» **Short exercise**
Wherever a line in the data below holds "Choose", copy that line.

=== Extracted material ===

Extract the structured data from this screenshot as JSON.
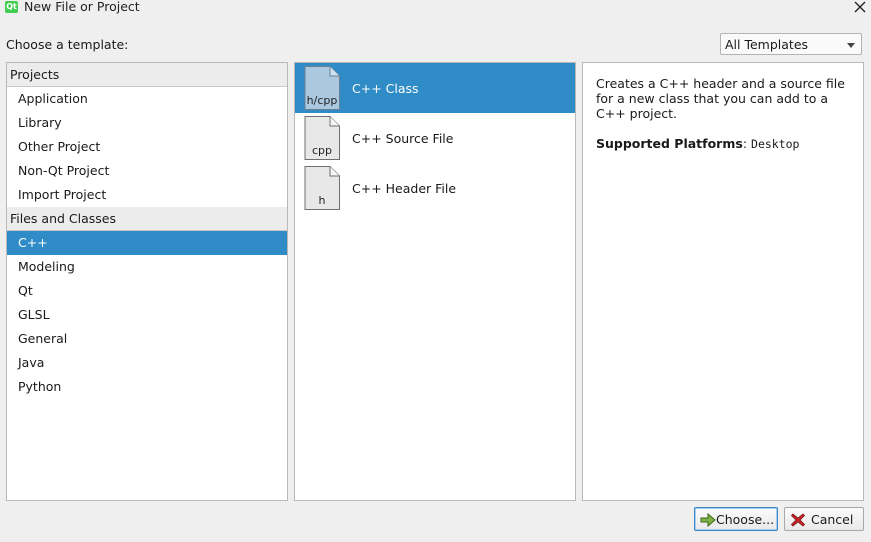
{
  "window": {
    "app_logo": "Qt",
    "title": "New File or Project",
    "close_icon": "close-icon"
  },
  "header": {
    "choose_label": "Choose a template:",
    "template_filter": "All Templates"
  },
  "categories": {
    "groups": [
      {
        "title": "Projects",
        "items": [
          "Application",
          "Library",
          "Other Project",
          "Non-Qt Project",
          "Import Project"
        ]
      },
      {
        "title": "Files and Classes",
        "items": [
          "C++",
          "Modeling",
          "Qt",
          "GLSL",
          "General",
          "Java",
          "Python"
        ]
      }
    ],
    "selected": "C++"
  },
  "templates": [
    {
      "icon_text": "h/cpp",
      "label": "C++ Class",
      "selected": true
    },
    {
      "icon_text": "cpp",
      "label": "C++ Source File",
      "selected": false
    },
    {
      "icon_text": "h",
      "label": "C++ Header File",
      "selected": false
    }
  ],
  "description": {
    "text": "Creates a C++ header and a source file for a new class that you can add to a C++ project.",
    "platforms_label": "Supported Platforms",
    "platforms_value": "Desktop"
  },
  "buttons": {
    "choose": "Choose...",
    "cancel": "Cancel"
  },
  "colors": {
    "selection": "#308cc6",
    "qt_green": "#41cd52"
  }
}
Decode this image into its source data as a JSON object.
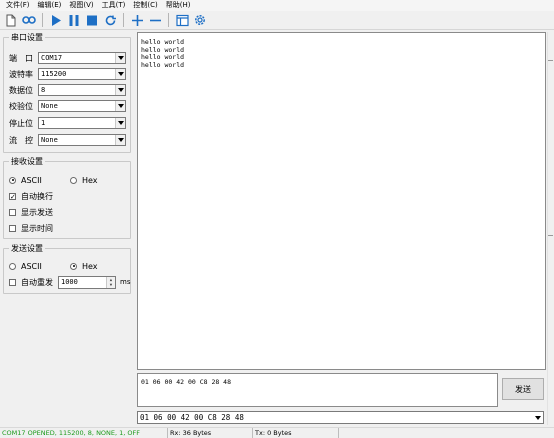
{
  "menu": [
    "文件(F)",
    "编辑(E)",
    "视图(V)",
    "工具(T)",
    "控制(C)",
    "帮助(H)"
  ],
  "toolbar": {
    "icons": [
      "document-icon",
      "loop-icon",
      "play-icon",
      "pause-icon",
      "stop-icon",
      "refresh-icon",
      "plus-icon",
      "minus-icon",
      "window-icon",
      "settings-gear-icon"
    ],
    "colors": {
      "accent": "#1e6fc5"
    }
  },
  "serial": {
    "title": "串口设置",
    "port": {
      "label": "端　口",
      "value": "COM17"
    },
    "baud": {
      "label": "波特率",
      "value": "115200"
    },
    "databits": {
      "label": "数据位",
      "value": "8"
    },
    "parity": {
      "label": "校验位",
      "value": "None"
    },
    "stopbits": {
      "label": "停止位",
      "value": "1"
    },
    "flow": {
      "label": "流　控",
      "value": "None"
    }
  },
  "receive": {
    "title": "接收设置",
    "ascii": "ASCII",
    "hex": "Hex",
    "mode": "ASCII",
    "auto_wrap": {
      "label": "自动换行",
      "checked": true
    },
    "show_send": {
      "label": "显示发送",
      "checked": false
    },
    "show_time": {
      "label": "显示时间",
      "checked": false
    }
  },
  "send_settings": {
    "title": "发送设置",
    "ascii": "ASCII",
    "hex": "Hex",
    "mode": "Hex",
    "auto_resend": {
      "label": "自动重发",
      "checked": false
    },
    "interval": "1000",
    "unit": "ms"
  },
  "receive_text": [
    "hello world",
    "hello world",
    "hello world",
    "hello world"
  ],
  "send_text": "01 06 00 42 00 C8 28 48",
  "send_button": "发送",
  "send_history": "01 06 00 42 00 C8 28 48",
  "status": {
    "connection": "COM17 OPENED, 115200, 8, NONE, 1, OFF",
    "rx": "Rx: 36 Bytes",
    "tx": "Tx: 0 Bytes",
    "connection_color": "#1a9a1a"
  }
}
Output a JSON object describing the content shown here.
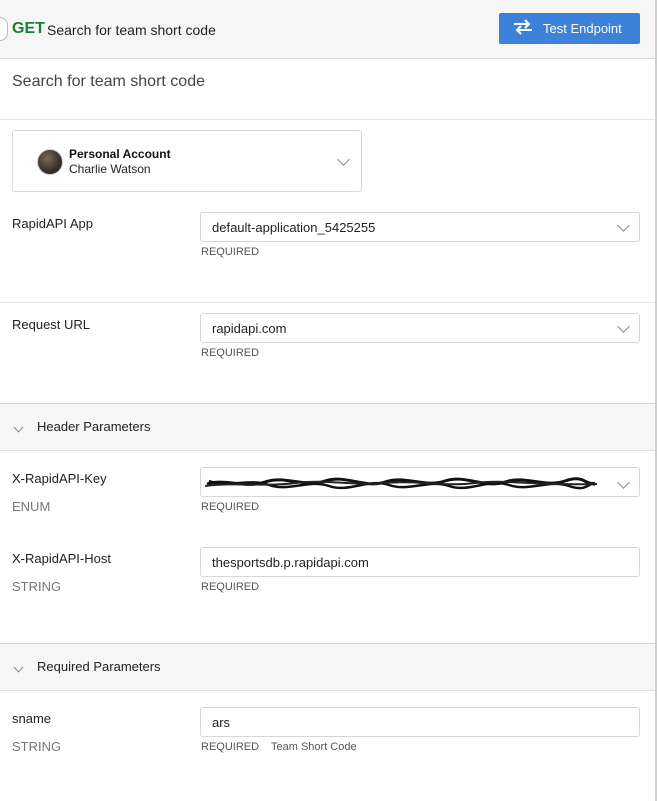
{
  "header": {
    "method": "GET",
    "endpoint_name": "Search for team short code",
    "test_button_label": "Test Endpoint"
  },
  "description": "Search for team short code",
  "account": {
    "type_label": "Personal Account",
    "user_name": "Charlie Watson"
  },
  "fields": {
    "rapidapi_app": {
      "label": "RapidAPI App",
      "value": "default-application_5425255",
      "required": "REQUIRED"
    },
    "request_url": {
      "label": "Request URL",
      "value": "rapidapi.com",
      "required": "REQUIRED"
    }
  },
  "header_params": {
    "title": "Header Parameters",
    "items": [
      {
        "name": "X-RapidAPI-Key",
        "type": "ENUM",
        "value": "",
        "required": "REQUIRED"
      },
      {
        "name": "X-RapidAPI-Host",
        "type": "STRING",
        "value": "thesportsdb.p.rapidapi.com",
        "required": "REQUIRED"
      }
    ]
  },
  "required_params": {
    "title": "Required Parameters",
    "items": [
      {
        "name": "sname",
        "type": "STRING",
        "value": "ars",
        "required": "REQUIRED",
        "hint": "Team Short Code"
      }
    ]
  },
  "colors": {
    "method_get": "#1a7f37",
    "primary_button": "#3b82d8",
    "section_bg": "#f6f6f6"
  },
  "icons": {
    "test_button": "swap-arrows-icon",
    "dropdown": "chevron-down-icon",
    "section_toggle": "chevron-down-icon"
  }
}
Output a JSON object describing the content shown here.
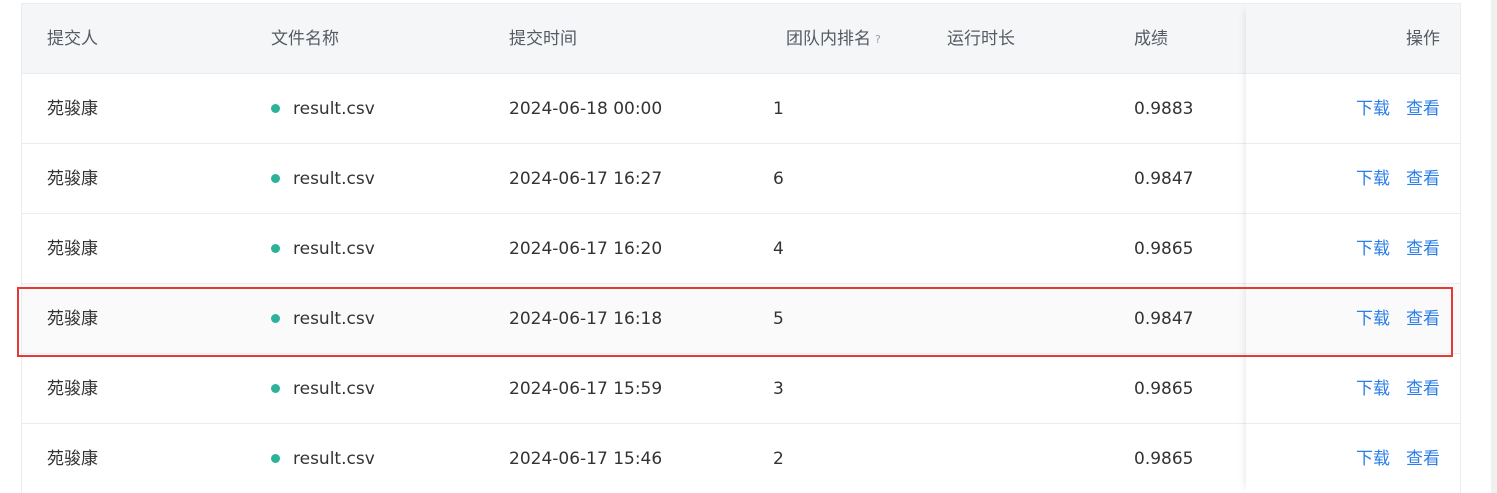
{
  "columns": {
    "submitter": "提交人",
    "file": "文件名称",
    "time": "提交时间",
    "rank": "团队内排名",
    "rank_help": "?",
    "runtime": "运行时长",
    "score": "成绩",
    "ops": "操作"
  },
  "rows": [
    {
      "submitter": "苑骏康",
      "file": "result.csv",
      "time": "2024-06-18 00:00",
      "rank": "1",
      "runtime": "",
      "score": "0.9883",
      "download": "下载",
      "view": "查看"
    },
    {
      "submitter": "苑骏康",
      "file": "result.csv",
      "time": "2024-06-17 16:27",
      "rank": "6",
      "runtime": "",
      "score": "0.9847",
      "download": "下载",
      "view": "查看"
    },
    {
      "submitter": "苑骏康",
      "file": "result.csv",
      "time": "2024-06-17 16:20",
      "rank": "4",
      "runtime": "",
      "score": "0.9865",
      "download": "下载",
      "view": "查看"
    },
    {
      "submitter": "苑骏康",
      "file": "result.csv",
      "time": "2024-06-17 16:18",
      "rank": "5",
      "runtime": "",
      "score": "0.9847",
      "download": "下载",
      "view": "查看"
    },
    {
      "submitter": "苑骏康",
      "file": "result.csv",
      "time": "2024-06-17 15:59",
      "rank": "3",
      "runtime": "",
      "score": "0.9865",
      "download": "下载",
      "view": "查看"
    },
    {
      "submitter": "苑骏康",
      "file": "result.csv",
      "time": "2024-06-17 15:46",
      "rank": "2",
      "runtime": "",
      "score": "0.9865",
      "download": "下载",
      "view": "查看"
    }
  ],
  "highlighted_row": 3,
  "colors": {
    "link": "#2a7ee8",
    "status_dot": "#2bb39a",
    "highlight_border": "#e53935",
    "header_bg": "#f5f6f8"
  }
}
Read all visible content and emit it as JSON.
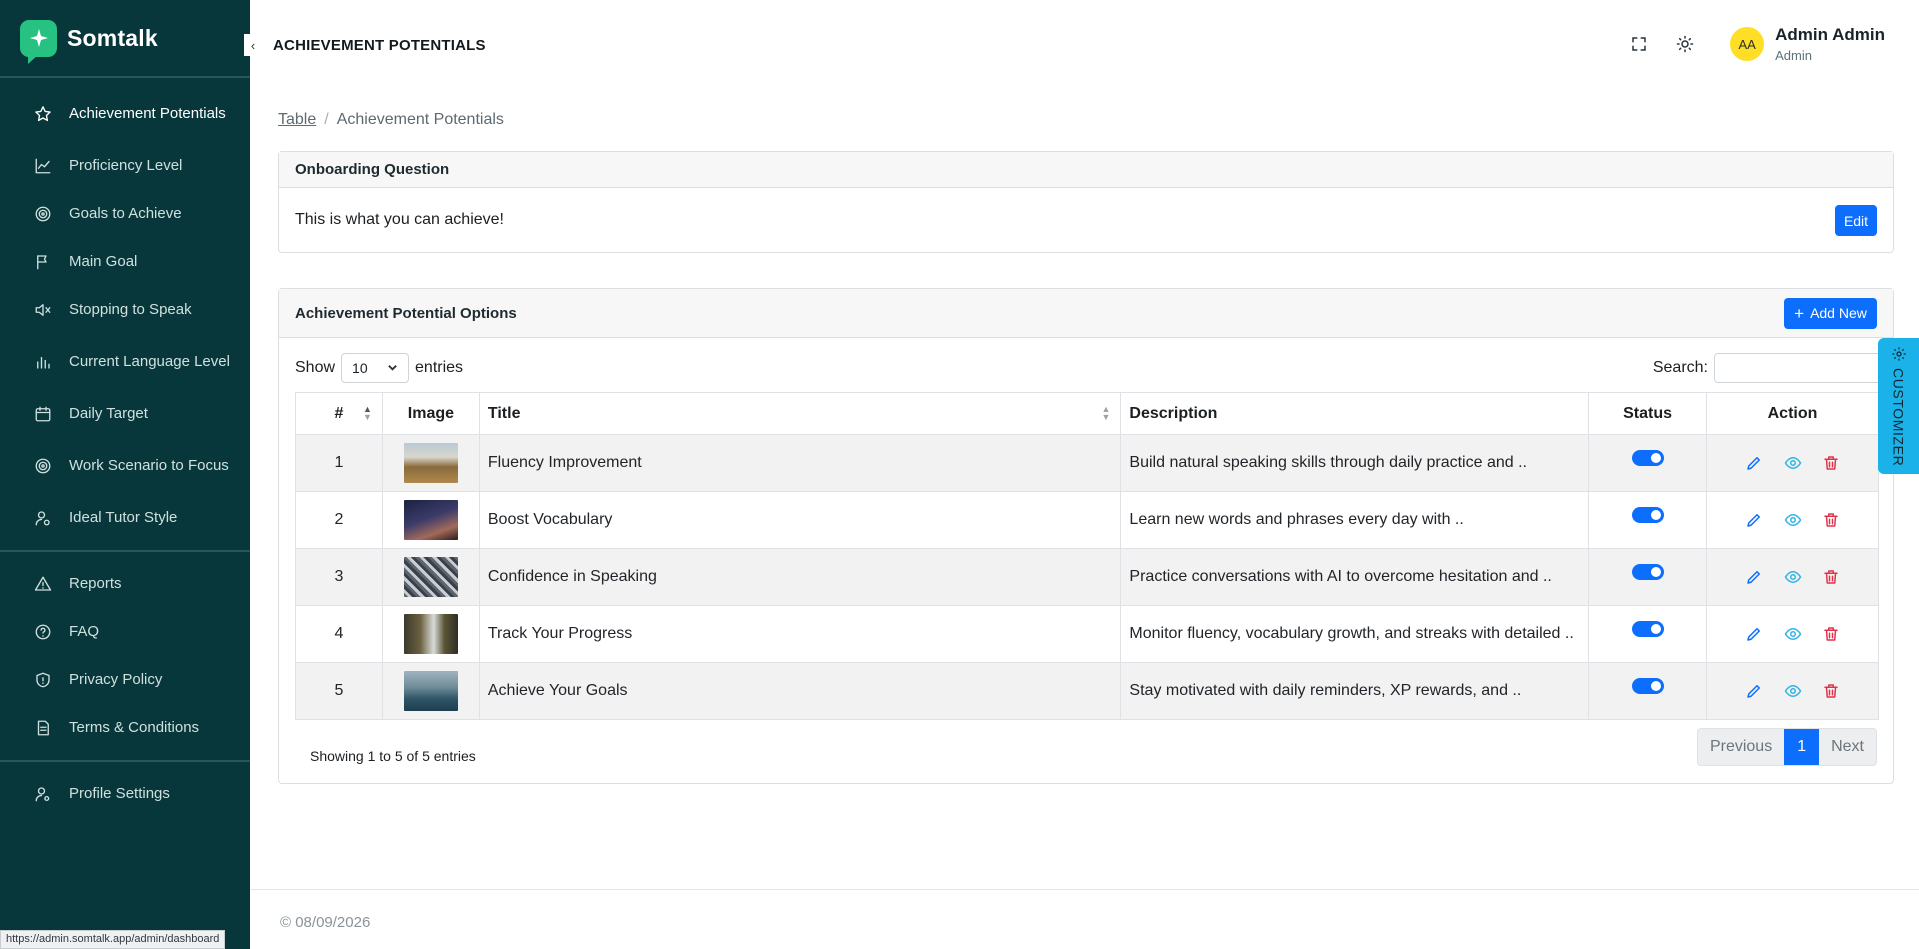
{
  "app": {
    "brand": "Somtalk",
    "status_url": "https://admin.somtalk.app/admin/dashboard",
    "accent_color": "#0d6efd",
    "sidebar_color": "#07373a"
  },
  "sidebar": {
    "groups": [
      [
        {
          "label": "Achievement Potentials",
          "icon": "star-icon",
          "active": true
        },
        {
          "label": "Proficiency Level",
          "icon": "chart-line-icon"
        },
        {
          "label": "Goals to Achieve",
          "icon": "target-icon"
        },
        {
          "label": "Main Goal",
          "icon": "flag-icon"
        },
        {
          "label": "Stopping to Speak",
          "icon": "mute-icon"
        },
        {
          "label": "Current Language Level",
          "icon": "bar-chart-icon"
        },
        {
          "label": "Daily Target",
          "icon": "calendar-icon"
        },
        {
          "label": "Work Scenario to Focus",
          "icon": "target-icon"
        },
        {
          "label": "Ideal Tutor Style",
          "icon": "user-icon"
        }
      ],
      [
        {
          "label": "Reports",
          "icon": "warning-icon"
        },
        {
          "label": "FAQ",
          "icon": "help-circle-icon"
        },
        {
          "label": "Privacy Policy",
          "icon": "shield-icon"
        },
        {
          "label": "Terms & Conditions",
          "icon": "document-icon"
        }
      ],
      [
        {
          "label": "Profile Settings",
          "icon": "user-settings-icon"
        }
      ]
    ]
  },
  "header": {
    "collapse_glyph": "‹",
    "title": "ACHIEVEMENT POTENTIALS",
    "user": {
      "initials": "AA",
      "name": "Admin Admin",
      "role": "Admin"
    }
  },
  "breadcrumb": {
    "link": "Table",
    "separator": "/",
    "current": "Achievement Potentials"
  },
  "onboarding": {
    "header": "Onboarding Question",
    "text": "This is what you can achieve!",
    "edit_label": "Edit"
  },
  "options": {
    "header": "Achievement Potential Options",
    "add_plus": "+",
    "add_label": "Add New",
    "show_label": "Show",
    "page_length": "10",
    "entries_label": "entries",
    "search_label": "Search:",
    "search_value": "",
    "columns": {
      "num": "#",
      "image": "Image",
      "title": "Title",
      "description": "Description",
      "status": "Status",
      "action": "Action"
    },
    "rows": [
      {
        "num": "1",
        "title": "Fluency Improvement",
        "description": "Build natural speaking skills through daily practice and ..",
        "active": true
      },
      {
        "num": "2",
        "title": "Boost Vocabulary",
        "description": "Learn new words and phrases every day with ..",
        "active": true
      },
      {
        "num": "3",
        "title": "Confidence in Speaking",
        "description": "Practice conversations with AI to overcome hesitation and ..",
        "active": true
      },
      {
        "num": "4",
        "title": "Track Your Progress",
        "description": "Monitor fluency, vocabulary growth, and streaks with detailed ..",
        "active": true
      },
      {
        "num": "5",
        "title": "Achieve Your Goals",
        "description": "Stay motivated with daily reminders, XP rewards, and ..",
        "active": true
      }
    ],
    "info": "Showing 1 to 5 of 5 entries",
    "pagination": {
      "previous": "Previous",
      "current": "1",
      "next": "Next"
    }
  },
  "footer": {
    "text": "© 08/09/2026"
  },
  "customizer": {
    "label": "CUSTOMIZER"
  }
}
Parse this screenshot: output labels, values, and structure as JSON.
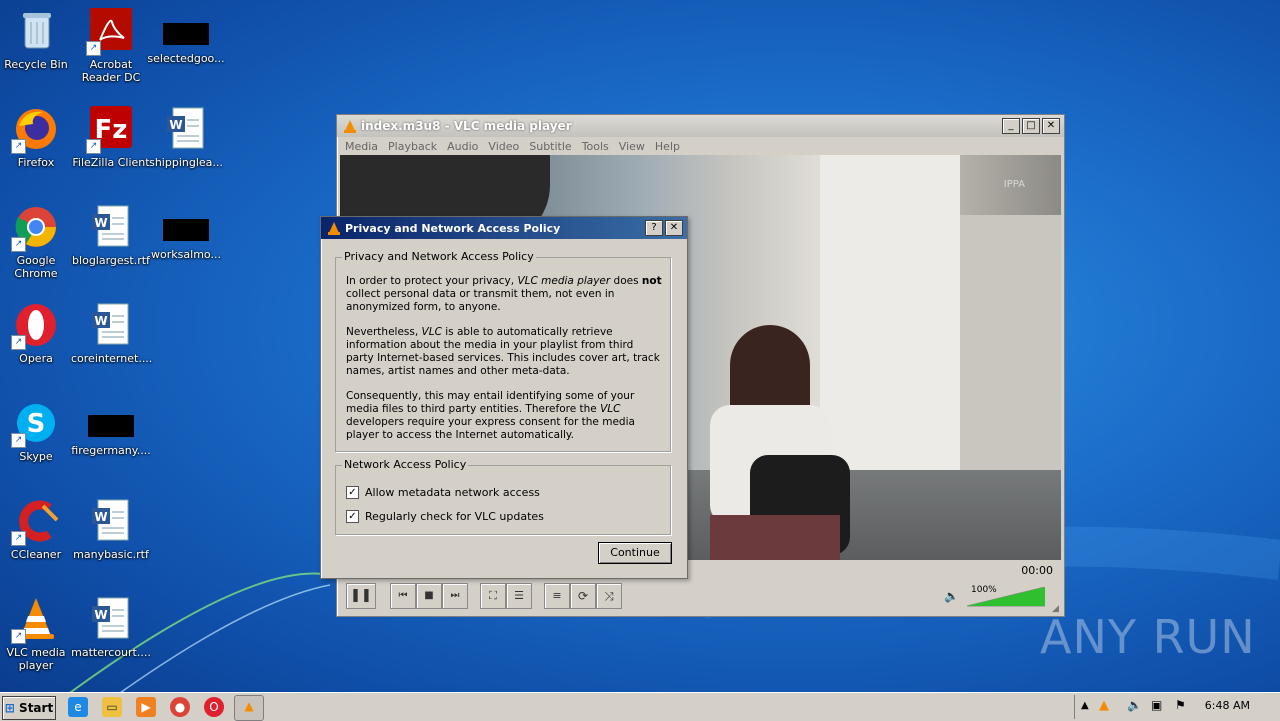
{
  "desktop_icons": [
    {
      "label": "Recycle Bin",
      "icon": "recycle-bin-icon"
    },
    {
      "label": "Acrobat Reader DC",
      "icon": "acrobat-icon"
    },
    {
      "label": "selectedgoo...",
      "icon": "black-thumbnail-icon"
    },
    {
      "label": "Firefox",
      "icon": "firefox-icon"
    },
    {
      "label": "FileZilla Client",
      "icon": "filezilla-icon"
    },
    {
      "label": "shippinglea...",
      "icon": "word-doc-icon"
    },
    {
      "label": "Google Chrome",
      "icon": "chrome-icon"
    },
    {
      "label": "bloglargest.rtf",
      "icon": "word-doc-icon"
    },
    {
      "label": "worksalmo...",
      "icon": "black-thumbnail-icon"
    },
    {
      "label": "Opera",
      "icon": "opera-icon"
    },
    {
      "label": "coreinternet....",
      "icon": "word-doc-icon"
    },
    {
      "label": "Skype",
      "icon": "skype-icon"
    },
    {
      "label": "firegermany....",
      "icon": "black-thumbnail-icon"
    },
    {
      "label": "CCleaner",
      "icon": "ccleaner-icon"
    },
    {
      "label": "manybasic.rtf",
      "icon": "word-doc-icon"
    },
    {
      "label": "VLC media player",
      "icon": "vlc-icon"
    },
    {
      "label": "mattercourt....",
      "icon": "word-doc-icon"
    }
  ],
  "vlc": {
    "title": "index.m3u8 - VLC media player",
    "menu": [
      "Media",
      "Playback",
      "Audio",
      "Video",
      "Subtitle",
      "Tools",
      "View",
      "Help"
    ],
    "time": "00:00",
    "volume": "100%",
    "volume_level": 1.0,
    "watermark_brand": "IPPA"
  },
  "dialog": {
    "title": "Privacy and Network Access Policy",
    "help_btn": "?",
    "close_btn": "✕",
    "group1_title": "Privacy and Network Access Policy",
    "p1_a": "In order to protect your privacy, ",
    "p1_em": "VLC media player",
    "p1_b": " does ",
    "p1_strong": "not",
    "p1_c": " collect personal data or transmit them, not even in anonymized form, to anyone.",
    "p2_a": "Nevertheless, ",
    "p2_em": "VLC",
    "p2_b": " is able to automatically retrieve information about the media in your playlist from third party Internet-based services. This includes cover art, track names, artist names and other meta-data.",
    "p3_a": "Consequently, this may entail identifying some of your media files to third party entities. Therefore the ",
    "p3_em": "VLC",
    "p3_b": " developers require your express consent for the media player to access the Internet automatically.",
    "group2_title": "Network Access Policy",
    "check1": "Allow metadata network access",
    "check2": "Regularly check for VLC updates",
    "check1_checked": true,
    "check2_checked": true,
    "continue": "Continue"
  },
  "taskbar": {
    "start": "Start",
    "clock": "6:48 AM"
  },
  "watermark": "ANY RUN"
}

===

» **Solution to this exercise**
    "choose_label": "Choose a template:",
    "choose": "Choose...",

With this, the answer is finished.